Check every line of the data below for the string "培育文化土壤", and copy the ones that hold it.

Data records
────────────────────

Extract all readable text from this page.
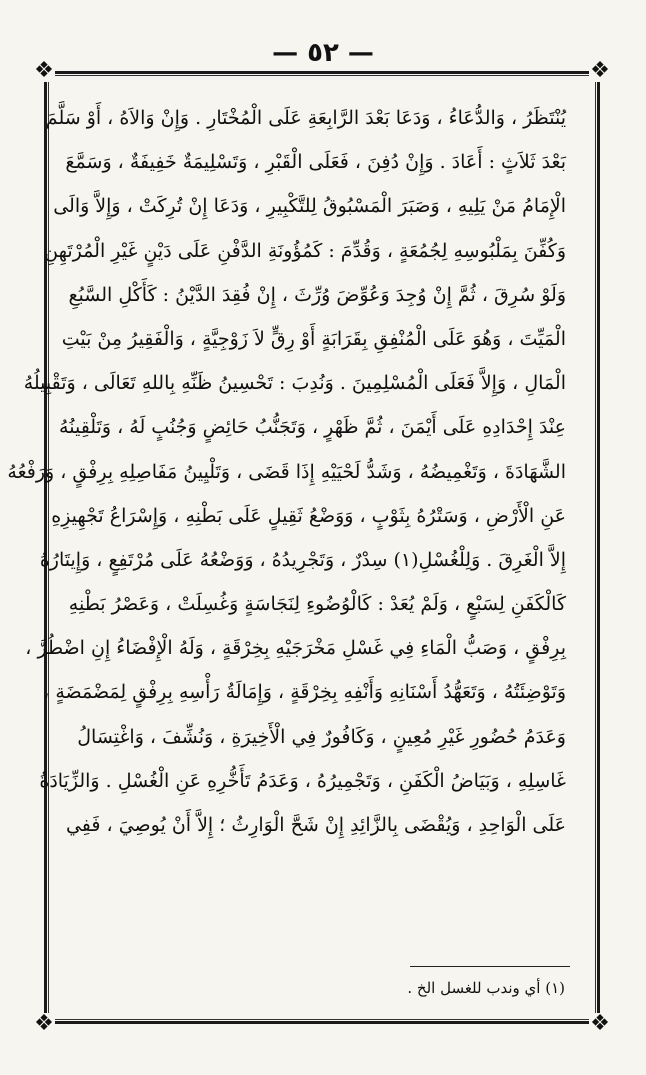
— ٥٢ —
❖	❖
❖	❖
يُنْتَظَرُ ، وَالدُّعَاءُ ، وَدَعَا بَعْدَ الرَّابِعَةِ عَلَى الْمُخْتَارِ . وَإِنْ وَالاَهُ ، أَوْ سَلَّمَ
بَعْدَ ثَلاَثٍ : أَعَادَ . وَإِنْ دُفِنَ ، فَعَلَى الْقَبْرِ ، وَتَسْلِيمَةٌ خَفِيفَةٌ ، وَسَمَّعَ
الْإِمَامُ مَنْ يَلِيهِ ، وَصَبَرَ الْمَسْبُوقُ لِلتَّكْبِيرِ ، وَدَعَا إِنْ تُرِكَتْ ، وَإِلاَّ وَالَى
وَكُفِّنَ بِمَلْبُوسِهِ لِجُمُعَةٍ ، وَقُدِّمَ : كَمُؤُونَةِ الدَّفْنِ عَلَى دَيْنٍ غَيْرِ الْمُرْتَهِنِ
وَلَوْ سُرِقَ ، ثُمَّ إِنْ وُجِدَ وَعُوِّضَ وُرِّثَ ، إِنْ فُقِدَ الدَّيْنُ : كَأَكْلِ السَّبُعِ
الْمَيِّتَ ، وَهُوَ عَلَى الْمُنْفِقِ بِقَرَابَةٍ أَوْ رِقٍّ لاَ زَوْجِيَّةٍ ، وَالْفَقِيرُ مِنْ بَيْتِ
الْمَالِ ، وَإِلاَّ فَعَلَى الْمُسْلِمِينَ . وَنُدِبَ : تَحْسِينُ ظَنِّهِ بِاللهِ تَعَالَى ، وَتَقْبِيلُهُ
عِنْدَ إِحْدَادِهِ عَلَى أَيْمَنَ ، ثُمَّ ظَهْرٍ ، وَتَجَنُّبُ حَائِضٍ وَجُنُبٍ لَهُ ، وَتَلْقِينُهُ
الشَّهَادَةَ ، وَتَغْمِيضُهُ ، وَشَدُّ لَحْيَيْهِ إِذَا قَضَى ، وَتَلْيِينُ مَفَاصِلِهِ بِرِفْقٍ ، وَرَفْعُهُ
عَنِ الْأَرْضِ ، وَسَتْرُهُ بِثَوْبٍ ، وَوَضْعُ ثَقِيلٍ عَلَى بَطْنِهِ ، وَإِسْرَاعُ تَجْهِيزِهِ
إِلاَّ الْغَرِقَ . وَلِلْغُسْلِ(١) سِدْرٌ ، وَتَجْرِيدُهُ ، وَوَضْعُهُ عَلَى مُرْتَفِعٍ ، وَإِيتَارُهُ
كَالْكَفَنِ لِسَبْعٍ ، وَلَمْ يُعَدْ : كَالْوُضُوءِ لِنَجَاسَةٍ وَغُسِلَتْ ، وَعَصْرُ بَطْنِهِ
بِرِفْقٍ ، وَصَبُّ الْمَاءِ فِي غَسْلِ مَخْرَجَيْهِ بِخِرْقَةٍ ، وَلَهُ الْإِفْضَاءُ إِنِ اضْطُرَّ ،
وَتَوْضِئَتُهُ ، وَتَعَهُّدُ أَسْنَانِهِ وَأَنْفِهِ بِخِرْقَةٍ ، وَإِمَالَةُ رَأْسِهِ بِرِفْقٍ لِمَضْمَضَةٍ ،
وَعَدَمُ حُضُورِ غَيْرِ مُعِينٍ ، وَكَافُورٌ فِي الْأَخِيرَةِ ، وَنُشِّفَ ، وَاغْتِسَالُ
غَاسِلِهِ ، وَبَيَاضُ الْكَفَنِ ، وَتَجْمِيرُهُ ، وَعَدَمُ تَأَخُّرِهِ عَنِ الْغُسْلِ . وَالزِّيَادَةُ
عَلَى الْوَاحِدِ ، وَيُقْضَى بِالزَّائِدِ إِنْ شَحَّ الْوَارِثُ ؛ إِلاَّ أَنْ يُوصِيَ ، فَفِي
(١) أي وندب للغسل الخ .
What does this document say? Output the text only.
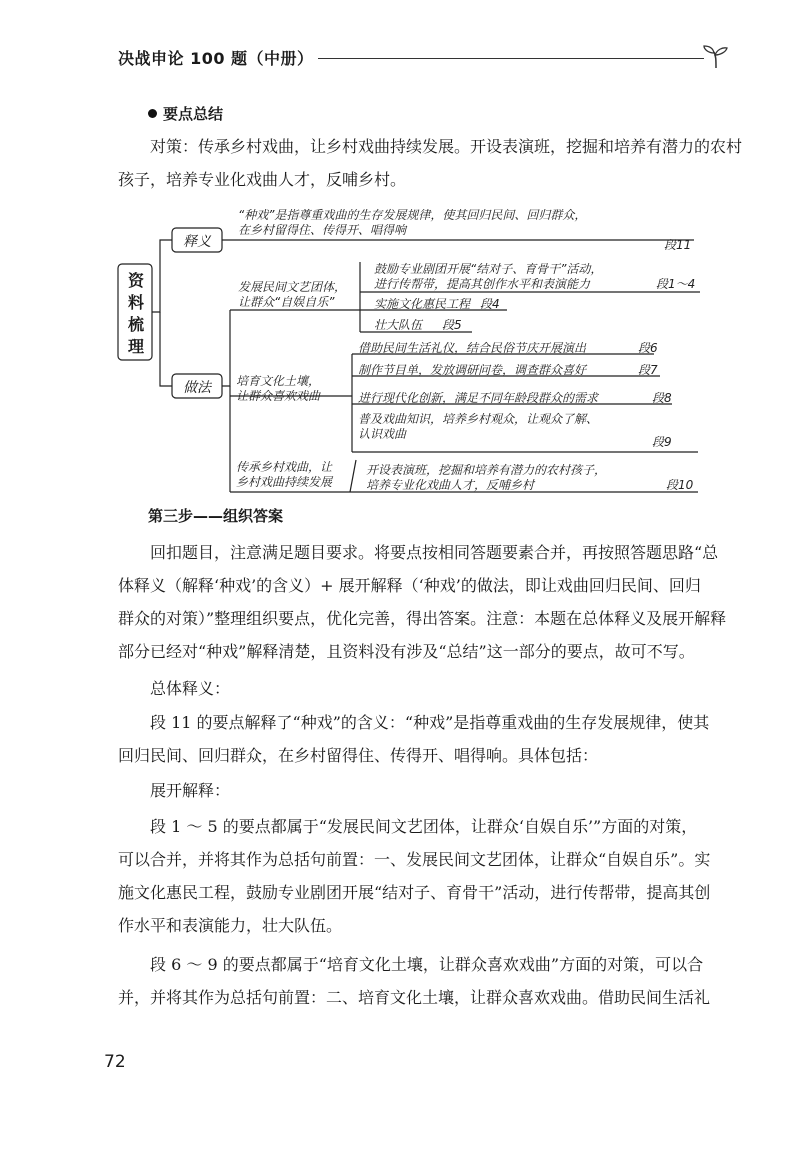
决战申论 100 题（中册）
要点总结
对策：传承乡村戏曲，让乡村戏曲持续发展。开设表演班，挖掘和培养有潜力的农村
孩子，培养专业化戏曲人才，反哺乡村。
资
料
梳
理
释义
“种戏”是指尊重戏曲的生存发展规律，使其回归民间、回归群众，
在乡村留得住、传得开、唱得响
段11
做法
发展民间文艺团体，
让群众“自娱自乐”
鼓励专业剧团开展“结对子、育骨干”活动，
进行传帮带，提高其创作水平和表演能力	段1～4
实施文化惠民工程 段4
壮大队伍 段5
培育文化土壤，
让群众喜欢戏曲
借助民间生活礼仪，结合民俗节庆开展演出	段6
制作节目单，发放调研问卷，调查群众喜好	段7
进行现代化创新，满足不同年龄段群众的需求	段8
普及戏曲知识，培养乡村观众，让观众了解、
认识戏曲
段9
传承乡村戏曲，让
乡村戏曲持续发展
开设表演班，挖掘和培养有潜力的农村孩子，
培养专业化戏曲人才，反哺乡村	段10
第三步——组织答案
回扣题目，注意满足题目要求。将要点按相同答题要素合并，再按照答题思路“总
体释义（解释‘种戏’的含义）+ 展开解释（‘种戏’的做法，即让戏曲回归民间、回归
群众的对策）”整理组织要点，优化完善，得出答案。注意：本题在总体释义及展开解释
部分已经对“种戏”解释清楚，且资料没有涉及“总结”这一部分的要点，故可不写。
总体释义：
段 11 的要点解释了“种戏”的含义：“种戏”是指尊重戏曲的生存发展规律，使其
回归民间、回归群众，在乡村留得住、传得开、唱得响。具体包括：
展开解释：
段 1 ～ 5 的要点都属于“发展民间文艺团体，让群众‘自娱自乐’”方面的对策，
可以合并，并将其作为总括句前置：一、发展民间文艺团体，让群众“自娱自乐”。实
施文化惠民工程，鼓励专业剧团开展“结对子、育骨干”活动，进行传帮带，提高其创
作水平和表演能力，壮大队伍。
段 6 ～ 9 的要点都属于“培育文化土壤，让群众喜欢戏曲”方面的对策，可以合
并，并将其作为总括句前置：二、培育文化土壤，让群众喜欢戏曲。借助民间生活礼
72
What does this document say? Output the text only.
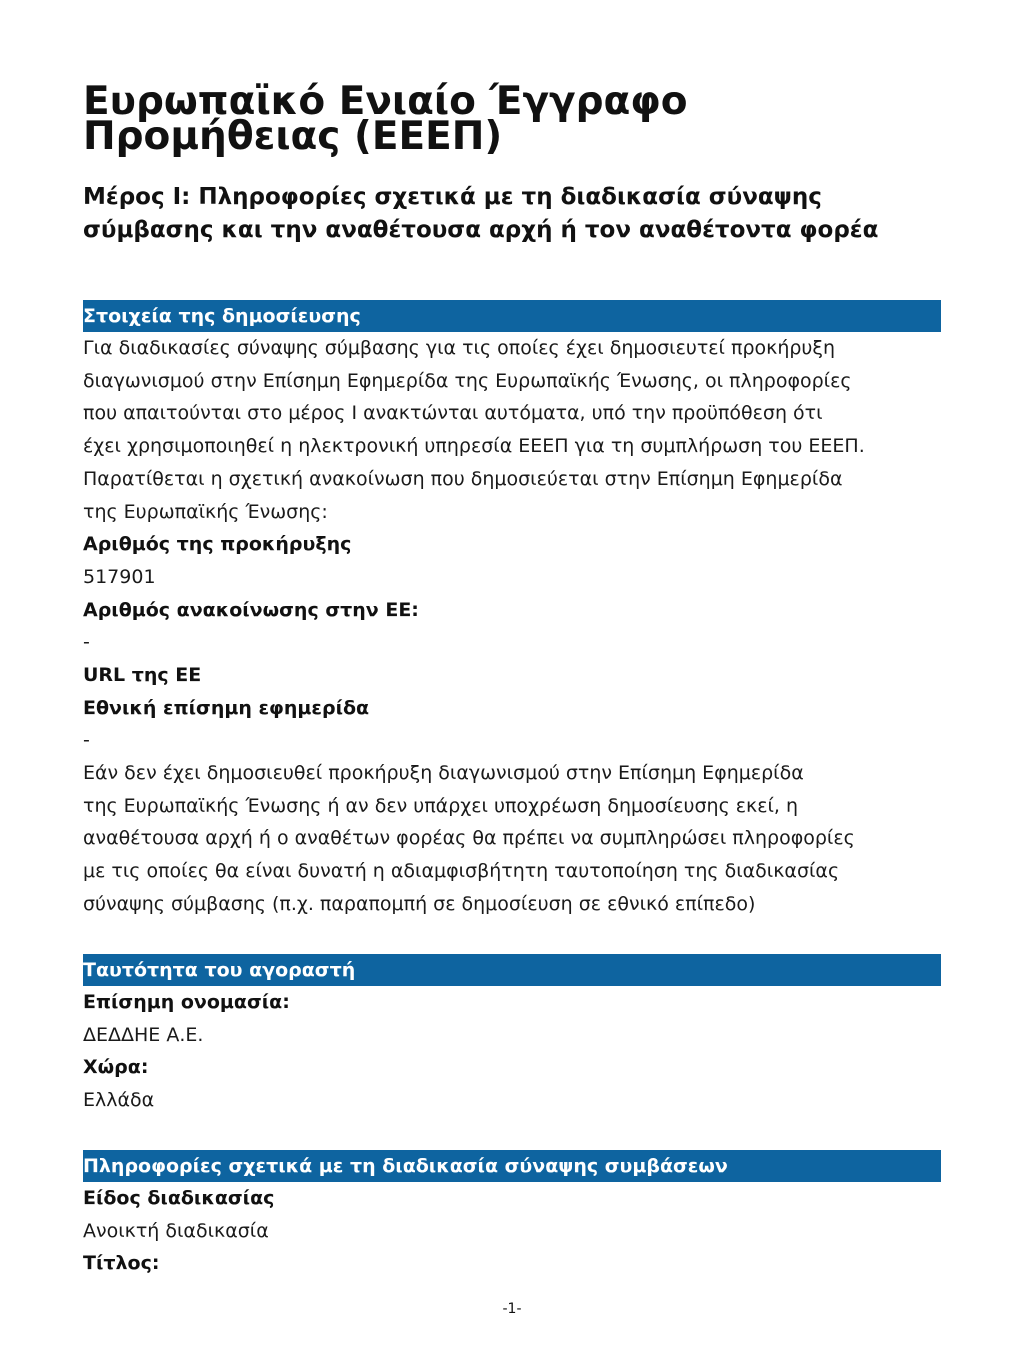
Ευρωπαϊκό Ενιαίο Έγγραφο
Προμήθειας (ΕΕΕΠ)
Μέρος I: Πληροφορίες σχετικά με τη διαδικασία σύναψης
σύμβασης και την αναθέτουσα αρχή ή τον αναθέτοντα φορέα
Στοιχεία της δημοσίευσης
Για διαδικασίες σύναψης σύμβασης για τις οποίες έχει δημοσιευτεί προκήρυξη
διαγωνισμού στην Επίσημη Εφημερίδα της Ευρωπαϊκής Ένωσης, οι πληροφορίες
που απαιτούνται στο μέρος I ανακτώνται αυτόματα, υπό την προϋπόθεση ότι
έχει χρησιμοποιηθεί η ηλεκτρονική υπηρεσία ΕΕΕΠ για τη συμπλήρωση του ΕΕΕΠ.
Παρατίθεται η σχετική ανακοίνωση που δημοσιεύεται στην Επίσημη Εφημερίδα
της Ευρωπαϊκής Ένωσης:
Αριθμός της προκήρυξης
517901
Αριθμός ανακοίνωσης στην ΕΕ:
-
URL της ΕΕ
Εθνική επίσημη εφημερίδα
-
Εάν δεν έχει δημοσιευθεί προκήρυξη διαγωνισμού στην Επίσημη Εφημερίδα
της Ευρωπαϊκής Ένωσης ή αν δεν υπάρχει υποχρέωση δημοσίευσης εκεί, η
αναθέτουσα αρχή ή ο αναθέτων φορέας θα πρέπει να συμπληρώσει πληροφορίες
με τις οποίες θα είναι δυνατή η αδιαμφισβήτητη ταυτοποίηση της διαδικασίας
σύναψης σύμβασης (π.χ. παραπομπή σε δημοσίευση σε εθνικό επίπεδο)
Ταυτότητα του αγοραστή
Επίσημη ονομασία:
ΔΕΔΔΗΕ Α.Ε.
Χώρα:
Ελλάδα
Πληροφορίες σχετικά με τη διαδικασία σύναψης συμβάσεων
Είδος διαδικασίας
Ανοικτή διαδικασία
Τίτλος:
-1-
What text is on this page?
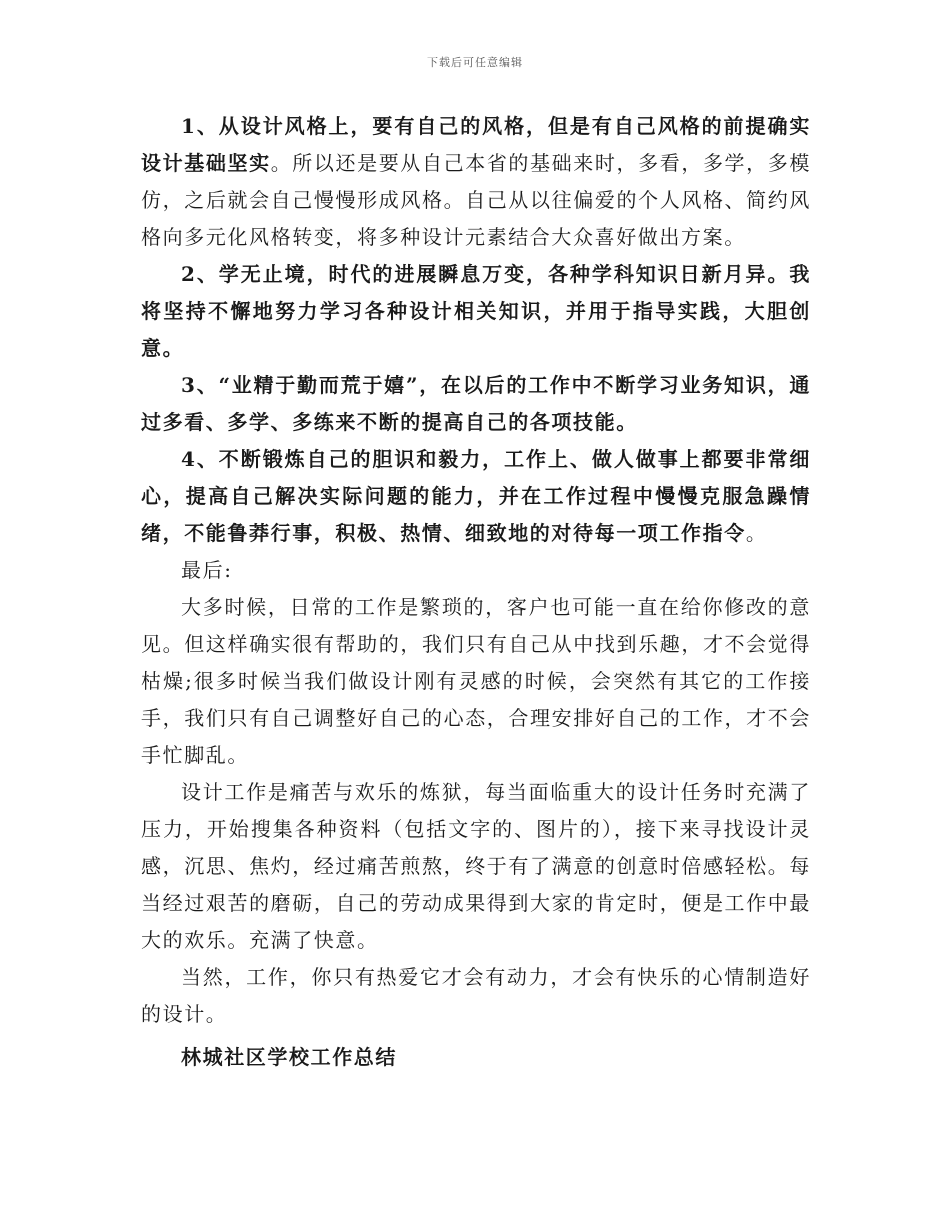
下载后可任意编辑

1、从设计风格上，要有自己的风格，但是有自己风格的前提确实设计基础坚实。所以还是要从自己本省的基础来时，多看，多学，多模仿，之后就会自己慢慢形成风格。自己从以往偏爱的个人风格、简约风格向多元化风格转变，将多种设计元素结合大众喜好做出方案。

2、学无止境，时代的进展瞬息万变，各种学科知识日新月异。我将坚持不懈地努力学习各种设计相关知识，并用于指导实践，大胆创意。

3、“业精于勤而荒于嬉”，在以后的工作中不断学习业务知识，通过多看、多学、多练来不断的提高自己的各项技能。

4、不断锻炼自己的胆识和毅力，工作上、做人做事上都要非常细心，提高自己解决实际问题的能力，并在工作过程中慢慢克服急躁情绪，不能鲁莽行事，积极、热情、细致地的对待每一项工作指令。

最后:

大多时候，日常的工作是繁琐的，客户也可能一直在给你修改的意见。但这样确实很有帮助的，我们只有自己从中找到乐趣，才不会觉得枯燥;很多时候当我们做设计刚有灵感的时候，会突然有其它的工作接手，我们只有自己调整好自己的心态，合理安排好自己的工作，才不会手忙脚乱。

设计工作是痛苦与欢乐的炼狱，每当面临重大的设计任务时充满了压力，开始搜集各种资料（包括文字的、图片的），接下来寻找设计灵感，沉思、焦灼，经过痛苦煎熬，终于有了满意的创意时倍感轻松。每当经过艰苦的磨砺，自己的劳动成果得到大家的肯定时，便是工作中最大的欢乐。充满了快意。

当然，工作，你只有热爱它才会有动力，才会有快乐的心情制造好的设计。

林城社区学校工作总结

────────────────────

WRITTEN RESPONSE
培育文化土壤，
段 6 ～ 9 的要点都属于“培育文化土壤，让群众喜欢戏曲”方面的对策，可以合
并，并将其作为总括句前置：二、培育文化土壤，让群众喜欢戏曲。借助民间生活礼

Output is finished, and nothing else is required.